■ REQUIREMENTS: Copy every row below verbatim, leaving out the pictures.

■ LISTING:
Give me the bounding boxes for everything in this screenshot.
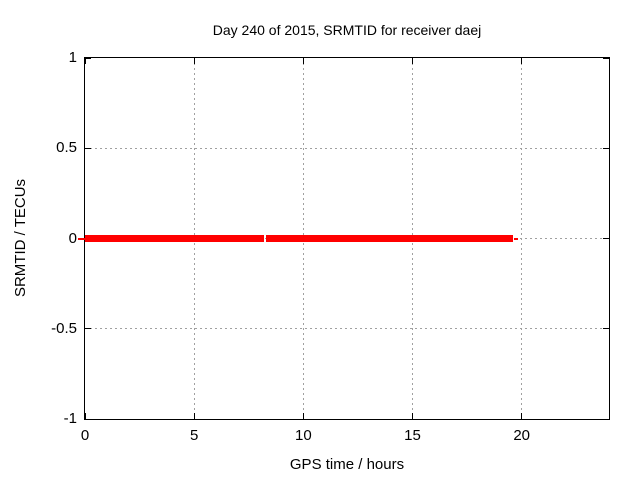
series-segment — [514, 237, 519, 240]
chart-title: Day 240 of 2015, SRMTID for receiver dae… — [212, 22, 482, 38]
y-tick-mark-right — [603, 418, 609, 420]
x-tick-label: 10 — [294, 427, 312, 444]
series-segment — [85, 235, 265, 242]
series-segment — [77, 237, 85, 240]
y-gridline — [85, 328, 609, 330]
y-tick-mark-right — [603, 238, 609, 239]
x-tick-mark-top — [521, 58, 523, 64]
y-tick-label: 1 — [68, 49, 77, 66]
x-axis-label: GPS time / hours — [289, 456, 405, 473]
y-tick-mark-left — [85, 147, 91, 149]
y-tick-mark-right — [603, 57, 609, 59]
y-tick-mark-right — [603, 328, 609, 330]
y-tick-mark-right — [603, 147, 609, 149]
y-tick-label: 0.5 — [56, 139, 77, 157]
x-tick-label: 5 — [189, 427, 199, 444]
y-tick-mark-left — [85, 328, 91, 330]
y-gridline — [85, 147, 609, 149]
x-tick-mark-bottom — [84, 413, 86, 419]
y-tick-label: -1 — [63, 410, 77, 427]
y-tick-label: 0 — [68, 229, 77, 247]
plot-area — [77, 57, 610, 420]
x-tick-mark-bottom — [193, 413, 195, 419]
x-tick-mark-top — [302, 58, 304, 64]
x-tick-mark-top — [412, 58, 413, 64]
y-tick-label: -0.5 — [51, 319, 77, 337]
x-tick-mark-bottom — [521, 413, 523, 419]
x-tick-mark-top — [193, 58, 195, 64]
x-tick-label: 0 — [80, 427, 90, 444]
series-segment — [266, 235, 513, 242]
x-tick-mark-bottom — [302, 413, 304, 419]
y-tick-mark-left — [85, 57, 91, 59]
x-tick-mark-top — [84, 58, 86, 64]
y-tick-mark-left — [85, 418, 91, 420]
x-tick-label: 15 — [404, 427, 421, 444]
x-tick-label: 20 — [513, 427, 530, 444]
x-tick-mark-bottom — [412, 413, 413, 419]
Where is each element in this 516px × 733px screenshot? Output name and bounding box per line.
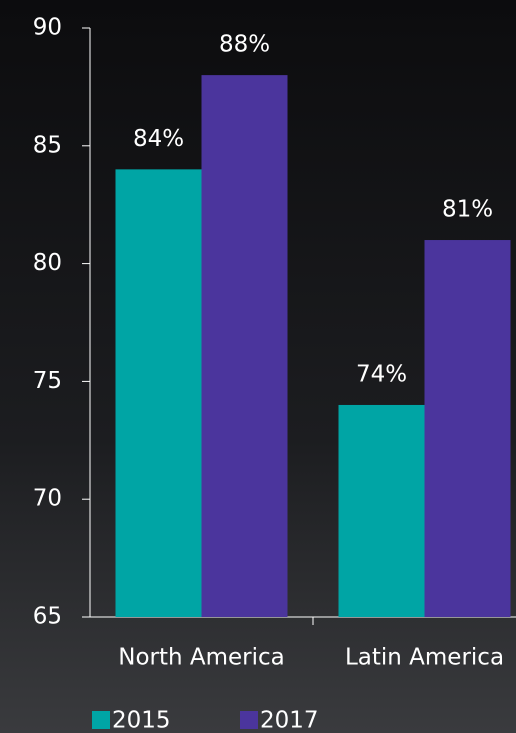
- legend-swatch: [240, 711, 258, 729]
- legend-label: 2015: [112, 708, 171, 733]
- y-tick-label: 85: [33, 132, 62, 158]
- y-tick-label: 90: [33, 15, 62, 41]
- bar: [424, 240, 511, 618]
- legend-label: 2017: [260, 708, 319, 733]
- y-tick-label: 65: [33, 604, 62, 630]
- value-label: 88%: [219, 32, 270, 58]
- legend-swatch: [92, 711, 110, 729]
- bar: [115, 169, 202, 618]
- value-label: 74%: [356, 361, 407, 387]
- y-tick-label: 70: [33, 486, 62, 512]
- x-tick-label: North America: [118, 645, 285, 671]
- y-tick-label: 80: [33, 250, 62, 276]
- y-tick-label: 75: [33, 368, 62, 394]
- value-label: 81%: [442, 197, 493, 223]
- bar: [201, 75, 288, 618]
- value-label: 84%: [133, 126, 184, 152]
- bar: [338, 404, 425, 617]
- x-tick-label: Latin America: [345, 645, 504, 671]
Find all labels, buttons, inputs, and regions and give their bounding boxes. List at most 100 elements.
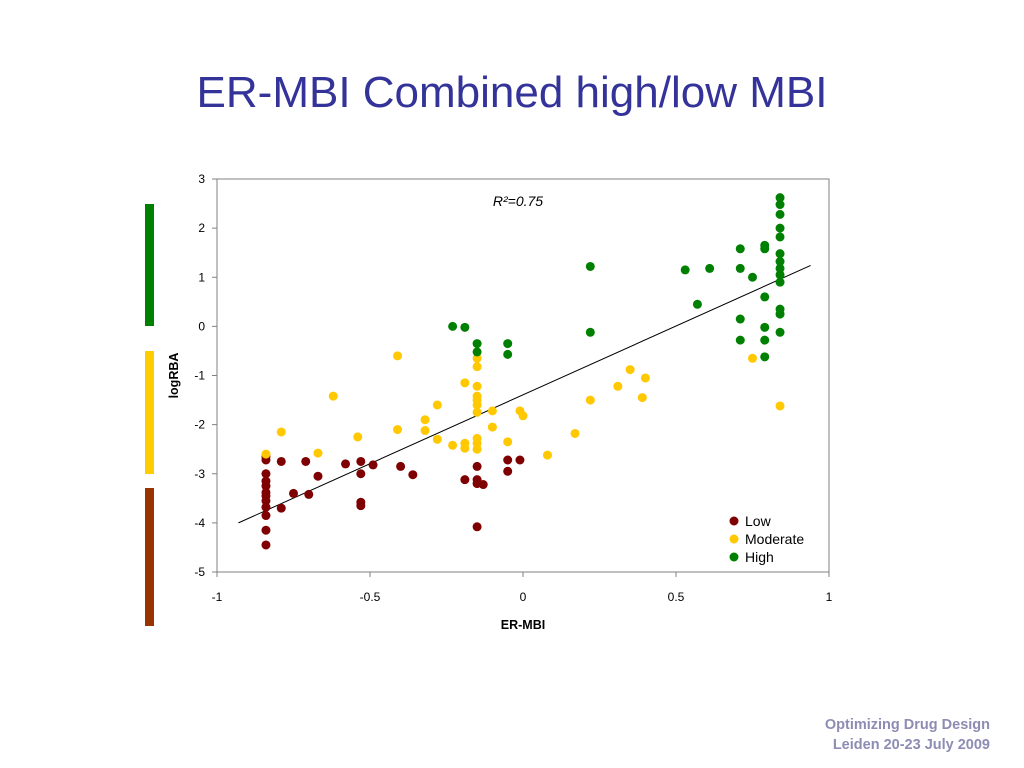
plot-area-frame (216, 178, 830, 573)
data-point-moderate (276, 427, 286, 437)
data-point-moderate (542, 450, 552, 460)
data-point-high (680, 265, 690, 275)
data-point-high (735, 335, 745, 345)
data-point-low (261, 540, 271, 550)
x-tick-label: -1 (212, 590, 223, 604)
data-point-low (503, 455, 513, 465)
data-point-high (775, 232, 785, 242)
data-point-low (313, 471, 323, 481)
data-point-moderate (775, 401, 785, 411)
data-point-high (775, 200, 785, 210)
category-bar-high (145, 203, 154, 327)
legend-marker-high (729, 552, 739, 562)
footer-event-name: Optimizing Drug Design (824, 717, 990, 733)
data-point-low (478, 480, 488, 490)
y-tick-label: 1 (198, 270, 205, 284)
data-point-high (775, 223, 785, 233)
data-point-low (276, 503, 286, 513)
data-point-moderate (613, 381, 623, 391)
footer: Optimizing Drug Design Leiden 20-23 July… (825, 715, 990, 755)
data-point-moderate (432, 400, 442, 410)
data-point-moderate (313, 448, 323, 458)
category-bar-low (145, 488, 154, 627)
data-point-low (261, 496, 271, 506)
data-point-moderate (487, 406, 497, 416)
r-squared-annotation: R²=0.75 (493, 193, 543, 209)
data-point-high (775, 257, 785, 267)
data-point-moderate (585, 395, 595, 405)
x-tick-label: 0.5 (668, 590, 685, 604)
data-point-moderate (261, 449, 271, 459)
data-point-low (261, 481, 271, 491)
data-point-moderate (472, 407, 482, 417)
data-point-low (368, 460, 378, 470)
data-point-high (692, 299, 702, 309)
legend-label-low: Low (745, 513, 772, 529)
x-tick-label: 0 (520, 590, 527, 604)
data-point-moderate (518, 411, 528, 421)
legend-label-high: High (745, 549, 774, 565)
category-bar-moderate (145, 350, 154, 474)
data-point-low (515, 455, 525, 465)
data-point-high (775, 263, 785, 273)
data-point-high (760, 322, 770, 332)
data-point-low (356, 456, 366, 466)
data-point-low (261, 469, 271, 479)
data-point-moderate (472, 444, 482, 454)
data-point-moderate (503, 437, 513, 447)
data-point-high (585, 327, 595, 337)
data-point-moderate (353, 432, 363, 442)
data-point-moderate (393, 351, 403, 361)
data-point-high (775, 209, 785, 219)
data-point-high (775, 193, 785, 203)
y-tick-label: 0 (198, 319, 205, 333)
data-point-low (289, 488, 298, 498)
data-point-moderate (328, 391, 338, 401)
data-point-moderate (420, 415, 430, 425)
y-axis-title: logRBA (167, 353, 181, 399)
data-point-high (448, 321, 458, 331)
trendline (238, 265, 811, 524)
data-point-low (460, 475, 470, 485)
data-point-high (760, 335, 770, 345)
x-axis-title: ER-MBI (501, 618, 545, 632)
data-point-low (503, 466, 513, 476)
data-point-high (460, 322, 470, 332)
data-point-moderate (487, 422, 497, 432)
y-tick-label: -5 (194, 565, 205, 579)
data-point-low (396, 461, 406, 471)
data-point-high (735, 263, 745, 273)
data-point-moderate (460, 378, 470, 388)
data-point-high (760, 292, 770, 302)
data-point-moderate (420, 426, 430, 436)
data-point-high (775, 327, 785, 337)
y-tick-label: -2 (194, 418, 205, 432)
data-point-high (748, 272, 757, 282)
data-point-high (760, 352, 770, 362)
data-point-high (735, 244, 745, 254)
legend-label-moderate: Moderate (745, 531, 804, 547)
data-point-low (356, 469, 366, 479)
data-point-high (775, 309, 785, 319)
data-point-moderate (393, 425, 403, 435)
data-point-high (705, 263, 715, 273)
data-point-moderate (460, 443, 470, 453)
data-point-high (503, 339, 513, 349)
data-point-moderate (748, 353, 757, 363)
data-point-high (735, 314, 745, 324)
footer-event-date: Leiden 20-23 July 2009 (832, 737, 990, 753)
data-point-moderate (637, 393, 647, 403)
data-point-low (261, 502, 271, 512)
data-point-moderate (640, 373, 650, 383)
x-tick-label: 1 (826, 590, 833, 604)
data-point-low (472, 461, 482, 471)
data-point-high (472, 339, 482, 349)
data-point-low (261, 525, 271, 535)
slide-title: ER-MBI Combined high/low MBI (196, 68, 828, 117)
data-point-high (760, 244, 770, 254)
data-point-low (356, 501, 366, 511)
data-point-low (341, 459, 351, 469)
data-point-moderate (625, 365, 635, 375)
data-point-moderate (472, 381, 482, 391)
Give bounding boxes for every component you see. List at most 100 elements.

■ ANSWER FOR THIS EXERCISE:
Give me the bounding boxes for everything in this screenshot.
series-segment — [514, 237, 519, 240]
chart-title: Day 240 of 2015, SRMTID for receiver dae… — [212, 22, 482, 38]
y-tick-mark-right — [603, 418, 609, 420]
x-tick-label: 10 — [294, 427, 312, 444]
series-segment — [85, 235, 265, 242]
series-segment — [77, 237, 85, 240]
y-gridline — [85, 328, 609, 330]
y-tick-mark-right — [603, 238, 609, 239]
x-tick-mark-top — [521, 58, 523, 64]
y-tick-label: 1 — [68, 49, 77, 66]
x-axis-label: GPS time / hours — [289, 456, 405, 473]
y-tick-mark-left — [85, 147, 91, 149]
y-tick-mark-right — [603, 57, 609, 59]
y-tick-mark-right — [603, 328, 609, 330]
y-tick-mark-right — [603, 147, 609, 149]
y-tick-label: 0.5 — [56, 139, 77, 157]
x-tick-label: 5 — [189, 427, 199, 444]
y-tick-mark-left — [85, 328, 91, 330]
y-gridline — [85, 147, 609, 149]
x-tick-mark-bottom — [84, 413, 86, 419]
y-tick-label: -1 — [63, 410, 77, 427]
y-tick-label: 0 — [68, 229, 77, 247]
plot-area — [77, 57, 610, 420]
x-tick-mark-bottom — [193, 413, 195, 419]
x-tick-mark-top — [302, 58, 304, 64]
x-tick-mark-top — [412, 58, 413, 64]
y-tick-label: -0.5 — [51, 319, 77, 337]
x-tick-mark-bottom — [521, 413, 523, 419]
x-tick-mark-top — [193, 58, 195, 64]
x-tick-label: 0 — [80, 427, 90, 444]
series-segment — [266, 235, 513, 242]
x-tick-mark-bottom — [302, 413, 304, 419]
y-tick-mark-left — [85, 57, 91, 59]
x-tick-mark-top — [84, 58, 86, 64]
y-tick-mark-left — [85, 418, 91, 420]
x-tick-label: 15 — [404, 427, 421, 444]
x-tick-label: 20 — [513, 427, 530, 444]
x-tick-mark-bottom — [412, 413, 413, 419]
Where is each element in this 516px × 733px screenshot? Output name and bounding box per line.
- legend-swatch: [240, 711, 258, 729]
- legend-label: 2015: [112, 708, 171, 733]
- y-tick-label: 85: [33, 132, 62, 158]
- y-tick-label: 90: [33, 15, 62, 41]
- bar: [424, 240, 511, 618]
- legend-label: 2017: [260, 708, 319, 733]
- y-tick-label: 65: [33, 604, 62, 630]
- value-label: 88%: [219, 32, 270, 58]
- legend-swatch: [92, 711, 110, 729]
- bar: [115, 169, 202, 618]
- value-label: 74%: [356, 361, 407, 387]
- y-tick-label: 70: [33, 486, 62, 512]
- x-tick-label: North America: [118, 645, 285, 671]
- y-tick-label: 80: [33, 250, 62, 276]
- y-tick-label: 75: [33, 368, 62, 394]
- value-label: 81%: [442, 197, 493, 223]
- bar: [201, 75, 288, 618]
- value-label: 84%: [133, 126, 184, 152]
- bar: [338, 404, 425, 617]
- x-tick-label: Latin America: [345, 645, 504, 671]
Find all labels, buttons, inputs, and regions and give their bounding boxes. List at most 100 elements.
plot-area-frame (216, 178, 830, 573)
data-point-moderate (276, 427, 286, 437)
data-point-moderate (542, 450, 552, 460)
data-point-high (680, 265, 690, 275)
data-point-high (735, 335, 745, 345)
data-point-low (261, 540, 271, 550)
x-tick-label: -1 (212, 590, 223, 604)
data-point-low (503, 455, 513, 465)
data-point-high (775, 232, 785, 242)
data-point-low (313, 471, 323, 481)
data-point-moderate (775, 401, 785, 411)
data-point-high (775, 200, 785, 210)
category-bar-high (145, 203, 154, 327)
legend-marker-high (729, 552, 739, 562)
footer-event-name: Optimizing Drug Design (824, 717, 990, 733)
data-point-low (478, 480, 488, 490)
y-tick-label: 1 (198, 270, 205, 284)
data-point-high (775, 223, 785, 233)
data-point-low (276, 503, 286, 513)
data-point-moderate (613, 381, 623, 391)
footer: Optimizing Drug Design Leiden 20-23 July… (825, 715, 990, 755)
data-point-moderate (432, 400, 442, 410)
data-point-moderate (313, 448, 323, 458)
category-bar-low (145, 488, 154, 627)
data-point-low (261, 496, 271, 506)
data-point-moderate (487, 406, 497, 416)
r-squared-annotation: R²=0.75 (493, 193, 543, 209)
data-point-high (775, 257, 785, 267)
data-point-moderate (585, 395, 595, 405)
x-tick-label: 0.5 (668, 590, 685, 604)
data-point-moderate (261, 449, 271, 459)
data-point-low (261, 481, 271, 491)
data-point-moderate (472, 407, 482, 417)
data-point-low (368, 460, 378, 470)
data-point-high (692, 299, 702, 309)
legend-label-low: Low (745, 513, 772, 529)
x-tick-label: 0 (520, 590, 527, 604)
data-point-moderate (518, 411, 528, 421)
legend-label-high: High (745, 549, 774, 565)
category-bar-moderate (145, 350, 154, 474)
data-point-low (515, 455, 525, 465)
data-point-high (775, 263, 785, 273)
data-point-high (760, 322, 770, 332)
data-point-low (356, 456, 366, 466)
data-point-low (261, 469, 271, 479)
data-point-moderate (472, 444, 482, 454)
data-point-moderate (503, 437, 513, 447)
data-point-high (585, 327, 595, 337)
data-point-moderate (353, 432, 363, 442)
data-point-moderate (393, 351, 403, 361)
data-point-high (775, 209, 785, 219)
data-point-high (775, 193, 785, 203)
y-tick-label: 0 (198, 319, 205, 333)
data-point-low (289, 488, 298, 498)
data-point-moderate (328, 391, 338, 401)
data-point-moderate (420, 415, 430, 425)
y-axis-title: logRBA (167, 353, 181, 399)
data-point-high (448, 321, 458, 331)
trendline (238, 265, 811, 524)
data-point-low (460, 475, 470, 485)
data-point-high (760, 335, 770, 345)
x-axis-title: ER-MBI (501, 618, 545, 632)
data-point-low (503, 466, 513, 476)
data-point-high (460, 322, 470, 332)
data-point-moderate (487, 422, 497, 432)
y-tick-label: -5 (194, 565, 205, 579)
data-point-low (396, 461, 406, 471)
data-point-high (735, 263, 745, 273)
data-point-moderate (460, 378, 470, 388)
data-point-high (760, 292, 770, 302)
data-point-moderate (420, 426, 430, 436)
data-point-high (775, 327, 785, 337)
y-tick-label: -2 (194, 418, 205, 432)
data-point-high (748, 272, 757, 282)
data-point-high (760, 352, 770, 362)
data-point-high (735, 244, 745, 254)
legend-label-moderate: Moderate (745, 531, 804, 547)
data-point-low (356, 469, 366, 479)
data-point-high (775, 309, 785, 319)
data-point-moderate (393, 425, 403, 435)
data-point-high (705, 263, 715, 273)
data-point-moderate (460, 443, 470, 453)
data-point-high (503, 339, 513, 349)
data-point-moderate (748, 353, 757, 363)
data-point-high (735, 314, 745, 324)
footer-event-date: Leiden 20-23 July 2009 (832, 737, 990, 753)
data-point-moderate (637, 393, 647, 403)
data-point-low (261, 502, 271, 512)
data-point-moderate (640, 373, 650, 383)
x-tick-label: 1 (826, 590, 833, 604)
data-point-low (472, 461, 482, 471)
data-point-high (472, 339, 482, 349)
data-point-low (261, 525, 271, 535)
slide-title: ER-MBI Combined high/low MBI (196, 68, 828, 117)
data-point-high (760, 244, 770, 254)
data-point-low (356, 501, 366, 511)
data-point-low (341, 459, 351, 469)
data-point-moderate (625, 365, 635, 375)
data-point-moderate (472, 381, 482, 391)
Give bounding boxes for every component you see. List at most 100 elements.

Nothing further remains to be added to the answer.